Output every record below exactly as it appears.
[Start of Entries]
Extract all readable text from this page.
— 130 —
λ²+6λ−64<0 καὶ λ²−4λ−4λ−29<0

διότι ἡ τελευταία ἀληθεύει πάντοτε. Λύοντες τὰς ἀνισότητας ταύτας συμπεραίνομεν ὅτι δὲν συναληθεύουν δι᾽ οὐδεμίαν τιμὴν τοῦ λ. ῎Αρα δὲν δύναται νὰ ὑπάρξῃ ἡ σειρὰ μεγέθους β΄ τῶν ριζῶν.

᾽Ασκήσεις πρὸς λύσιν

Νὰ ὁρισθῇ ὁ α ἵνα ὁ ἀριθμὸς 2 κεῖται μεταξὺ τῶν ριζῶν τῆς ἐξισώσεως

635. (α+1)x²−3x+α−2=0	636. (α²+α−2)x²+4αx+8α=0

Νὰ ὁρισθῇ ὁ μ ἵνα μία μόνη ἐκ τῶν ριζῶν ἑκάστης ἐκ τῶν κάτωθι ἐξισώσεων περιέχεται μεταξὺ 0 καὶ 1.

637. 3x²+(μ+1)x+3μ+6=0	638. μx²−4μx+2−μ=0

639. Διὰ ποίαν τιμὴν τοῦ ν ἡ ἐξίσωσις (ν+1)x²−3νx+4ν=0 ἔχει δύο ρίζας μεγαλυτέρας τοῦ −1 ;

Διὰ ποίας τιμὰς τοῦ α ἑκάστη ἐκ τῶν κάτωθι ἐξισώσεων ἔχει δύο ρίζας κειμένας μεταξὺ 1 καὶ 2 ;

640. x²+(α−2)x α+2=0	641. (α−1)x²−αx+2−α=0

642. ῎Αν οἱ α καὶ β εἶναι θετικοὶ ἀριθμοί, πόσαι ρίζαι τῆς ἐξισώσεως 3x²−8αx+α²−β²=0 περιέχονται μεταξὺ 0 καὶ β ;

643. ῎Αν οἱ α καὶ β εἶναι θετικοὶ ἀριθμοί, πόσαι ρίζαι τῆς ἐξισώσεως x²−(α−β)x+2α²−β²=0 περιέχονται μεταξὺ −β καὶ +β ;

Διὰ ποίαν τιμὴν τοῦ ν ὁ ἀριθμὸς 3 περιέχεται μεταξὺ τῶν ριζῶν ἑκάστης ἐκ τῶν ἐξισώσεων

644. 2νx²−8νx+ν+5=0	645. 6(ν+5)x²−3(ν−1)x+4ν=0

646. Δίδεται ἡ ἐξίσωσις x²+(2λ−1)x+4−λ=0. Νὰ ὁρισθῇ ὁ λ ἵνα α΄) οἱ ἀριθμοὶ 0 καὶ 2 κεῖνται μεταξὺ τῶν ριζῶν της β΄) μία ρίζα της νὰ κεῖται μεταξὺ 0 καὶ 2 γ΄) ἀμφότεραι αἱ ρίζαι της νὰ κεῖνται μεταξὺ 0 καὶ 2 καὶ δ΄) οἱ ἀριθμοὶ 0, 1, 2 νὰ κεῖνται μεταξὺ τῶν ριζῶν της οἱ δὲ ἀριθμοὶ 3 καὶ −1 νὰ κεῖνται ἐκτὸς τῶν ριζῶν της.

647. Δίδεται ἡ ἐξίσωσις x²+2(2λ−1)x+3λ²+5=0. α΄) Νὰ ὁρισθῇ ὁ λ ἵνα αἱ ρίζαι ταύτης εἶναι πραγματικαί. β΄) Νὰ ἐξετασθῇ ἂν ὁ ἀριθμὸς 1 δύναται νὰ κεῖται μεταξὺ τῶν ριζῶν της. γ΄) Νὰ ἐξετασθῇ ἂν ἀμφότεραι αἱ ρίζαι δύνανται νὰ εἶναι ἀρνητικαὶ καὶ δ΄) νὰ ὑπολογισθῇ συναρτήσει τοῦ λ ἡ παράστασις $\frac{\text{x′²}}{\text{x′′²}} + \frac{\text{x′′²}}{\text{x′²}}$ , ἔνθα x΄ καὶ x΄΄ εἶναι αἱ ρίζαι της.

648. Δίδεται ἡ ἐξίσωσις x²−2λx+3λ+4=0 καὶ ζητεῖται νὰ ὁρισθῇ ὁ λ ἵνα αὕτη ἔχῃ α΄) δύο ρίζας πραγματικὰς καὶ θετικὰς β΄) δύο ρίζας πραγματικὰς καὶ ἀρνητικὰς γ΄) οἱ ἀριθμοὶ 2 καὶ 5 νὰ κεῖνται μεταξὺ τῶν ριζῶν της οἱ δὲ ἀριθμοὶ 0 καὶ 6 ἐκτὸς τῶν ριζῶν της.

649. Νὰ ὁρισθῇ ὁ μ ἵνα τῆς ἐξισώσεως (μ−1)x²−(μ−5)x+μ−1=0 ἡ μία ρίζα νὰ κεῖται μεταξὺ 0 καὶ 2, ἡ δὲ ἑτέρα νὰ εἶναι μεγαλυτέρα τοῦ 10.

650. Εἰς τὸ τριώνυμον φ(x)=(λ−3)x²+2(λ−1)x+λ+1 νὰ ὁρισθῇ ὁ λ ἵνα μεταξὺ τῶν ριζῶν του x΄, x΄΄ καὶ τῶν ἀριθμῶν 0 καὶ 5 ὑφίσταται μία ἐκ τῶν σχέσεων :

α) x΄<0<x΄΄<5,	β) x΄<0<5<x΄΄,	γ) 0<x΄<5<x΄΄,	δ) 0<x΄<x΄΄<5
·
[End of Entries]
> Output for this task
Extract all readable text from this page.
— 130 —
λ²+6λ−64<0 καὶ λ²−4λ−4λ−29<0

διότι ἡ τελευταία ἀληθεύει πάντοτε. Λύοντες τὰς ἀνισότητας ταύτας συμπεραίνομεν ὅτι δὲν συναληθεύουν δι᾽ οὐδεμίαν τιμὴν τοῦ λ. ῎Αρα δὲν δύναται νὰ ὑπάρξῃ ἡ σειρὰ μεγέθους β΄ τῶν ριζῶν.

᾽Ασκήσεις πρὸς λύσιν

Νὰ ὁρισθῇ ὁ α ἵνα ὁ ἀριθμὸς 2 κεῖται μεταξὺ τῶν ριζῶν τῆς ἐξισώσεως

635. (α+1)x²−3x+α−2=0	636. (α²+α−2)x²+4αx+8α=0

Νὰ ὁρισθῇ ὁ μ ἵνα μία μόνη ἐκ τῶν ριζῶν ἑκάστης ἐκ τῶν κάτωθι ἐξισώσεων περιέχεται μεταξὺ 0 καὶ 1.

637. 3x²+(μ+1)x+3μ+6=0	638. μx²−4μx+2−μ=0

639. Διὰ ποίαν τιμὴν τοῦ ν ἡ ἐξίσωσις (ν+1)x²−3νx+4ν=0 ἔχει δύο ρίζας μεγαλυτέρας τοῦ −1 ;

Διὰ ποίας τιμὰς τοῦ α ἑκάστη ἐκ τῶν κάτωθι ἐξισώσεων ἔχει δύο ρίζας κειμένας μεταξὺ 1 καὶ 2 ;

640. x²+(α−2)x α+2=0	641. (α−1)x²−αx+2−α=0

642. ῎Αν οἱ α καὶ β εἶναι θετικοὶ ἀριθμοί, πόσαι ρίζαι τῆς ἐξισώσεως 3x²−8αx+α²−β²=0 περιέχονται μεταξὺ 0 καὶ β ;

643. ῎Αν οἱ α καὶ β εἶναι θετικοὶ ἀριθμοί, πόσαι ρίζαι τῆς ἐξισώσεως x²−(α−β)x+2α²−β²=0 περιέχονται μεταξὺ −β καὶ +β ;

Διὰ ποίαν τιμὴν τοῦ ν ὁ ἀριθμὸς 3 περιέχεται μεταξὺ τῶν ριζῶν ἑκάστης ἐκ τῶν ἐξισώσεων

644. 2νx²−8νx+ν+5=0	645. 6(ν+5)x²−3(ν−1)x+4ν=0

646. Δίδεται ἡ ἐξίσωσις x²+(2λ−1)x+4−λ=0. Νὰ ὁρισθῇ ὁ λ ἵνα α΄) οἱ ἀριθμοὶ 0 καὶ 2 κεῖνται μεταξὺ τῶν ριζῶν της β΄) μία ρίζα της νὰ κεῖται μεταξὺ 0 καὶ 2 γ΄) ἀμφότεραι αἱ ρίζαι της νὰ κεῖνται μεταξὺ 0 καὶ 2 καὶ δ΄) οἱ ἀριθμοὶ 0, 1, 2 νὰ κεῖνται μεταξὺ τῶν ριζῶν της οἱ δὲ ἀριθμοὶ 3 καὶ −1 νὰ κεῖνται ἐκτὸς τῶν ριζῶν της.

647. Δίδεται ἡ ἐξίσωσις x²+2(2λ−1)x+3λ²+5=0. α΄) Νὰ ὁρισθῇ ὁ λ ἵνα αἱ ρίζαι ταύτης εἶναι πραγματικαί. β΄) Νὰ ἐξετασθῇ ἂν ὁ ἀριθμὸς 1 δύναται νὰ κεῖται μεταξὺ τῶν ριζῶν της. γ΄) Νὰ ἐξετασθῇ ἂν ἀμφότεραι αἱ ρίζαι δύνανται νὰ εἶναι ἀρνητικαὶ καὶ δ΄) νὰ ὑπολογισθῇ συναρτήσει τοῦ λ ἡ παράστασις $\frac{\text{x′²}}{\text{x′′²}} + \frac{\text{x′′²}}{\text{x′²}}$ , ἔνθα x΄ καὶ x΄΄ εἶναι αἱ ρίζαι της.

648. Δίδεται ἡ ἐξίσωσις x²−2λx+3λ+4=0 καὶ ζητεῖται νὰ ὁρισθῇ ὁ λ ἵνα αὕτη ἔχῃ α΄) δύο ρίζας πραγματικὰς καὶ θετικὰς β΄) δύο ρίζας πραγματικὰς καὶ ἀρνητικὰς γ΄) οἱ ἀριθμοὶ 2 καὶ 5 νὰ κεῖνται μεταξὺ τῶν ριζῶν της οἱ δὲ ἀριθμοὶ 0 καὶ 6 ἐκτὸς τῶν ριζῶν της.

649. Νὰ ὁρισθῇ ὁ μ ἵνα τῆς ἐξισώσεως (μ−1)x²−(μ−5)x+μ−1=0 ἡ μία ρίζα νὰ κεῖται μεταξὺ 0 καὶ 2, ἡ δὲ ἑτέρα νὰ εἶναι μεγαλυτέρα τοῦ 10.

650. Εἰς τὸ τριώνυμον φ(x)=(λ−3)x²+2(λ−1)x+λ+1 νὰ ὁρισθῇ ὁ λ ἵνα μεταξὺ τῶν ριζῶν του x΄, x΄΄ καὶ τῶν ἀριθμῶν 0 καὶ 5 ὑφίσταται μία ἐκ τῶν σχέσεων :

α) x΄<0<x΄΄<5,	β) x΄<0<5<x΄΄,	γ) 0<x΄<5<x΄΄,	δ) 0<x΄<x΄΄<5
·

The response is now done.